Deontay Wilder vs. Marlon Hayes
Nine years ago, I authored an article entitled “Professional Losers” that recounted the travesty of fighters who travel from state to state for the purpose of serving as cannon fodder.
“These fighters are different from perennial losers in other sports,” I wrote. “We're not talking about a high school basketball team that loses forty games in a row. Athletes ‘play’ sports like baseball, football, tennis, and golf. No one plays boxing. These men are getting punched in the head, hard. They're prime candidates for brain damage. And when they enter the ring, the spectators aren't paying to watch a competitive fight. They're paying to see someone get beaten up. There's a difference.”
One of the fighters I referenced in that article was Bradley Rone, who had lost twenty-five bouts in a row. On Friday, July 18, 2003, three days after the article appeared online, Rone collapsed in the ring after the first round of a bout against Billy Zumbrun in Cedar City, Utah. Within hours, he was pronounced dead.
That bit of history came to mind this past week when I learned that Deontay Wilder was slated to fight Marlon Hayes on the undercard of Devon Alexander vs. Marcos Maidana in St. Louis on Saturday night.
◆ ◆ ◆
Copy word for word the part of the boxing article that starts with "Deontay Wilder vs." and ends with "as cannon fodder.". The listing comes from a separate source unrelated to the boxing article.

=== INFORMATION SHOWN ===
◆ ◆ ◆
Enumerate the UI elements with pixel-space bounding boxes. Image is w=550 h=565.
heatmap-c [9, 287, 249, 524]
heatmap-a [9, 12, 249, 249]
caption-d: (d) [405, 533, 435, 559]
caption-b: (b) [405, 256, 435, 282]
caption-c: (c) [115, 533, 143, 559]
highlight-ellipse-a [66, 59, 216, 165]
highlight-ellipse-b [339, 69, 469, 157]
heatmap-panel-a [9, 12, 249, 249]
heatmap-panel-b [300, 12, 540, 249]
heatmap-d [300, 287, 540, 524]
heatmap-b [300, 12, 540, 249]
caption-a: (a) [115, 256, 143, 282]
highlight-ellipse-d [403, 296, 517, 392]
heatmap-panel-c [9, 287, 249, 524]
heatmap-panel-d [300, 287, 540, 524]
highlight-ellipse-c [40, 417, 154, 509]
◆ ◆ ◆
=== EXERCISE RESPONSE ===
Deontay Wilder vs. Marlon Hayes
Nine years ago, I authored an article entitled “Professional Losers” that recounted the travesty of fighters who travel from state to state for the purpose of serving as cannon fodder.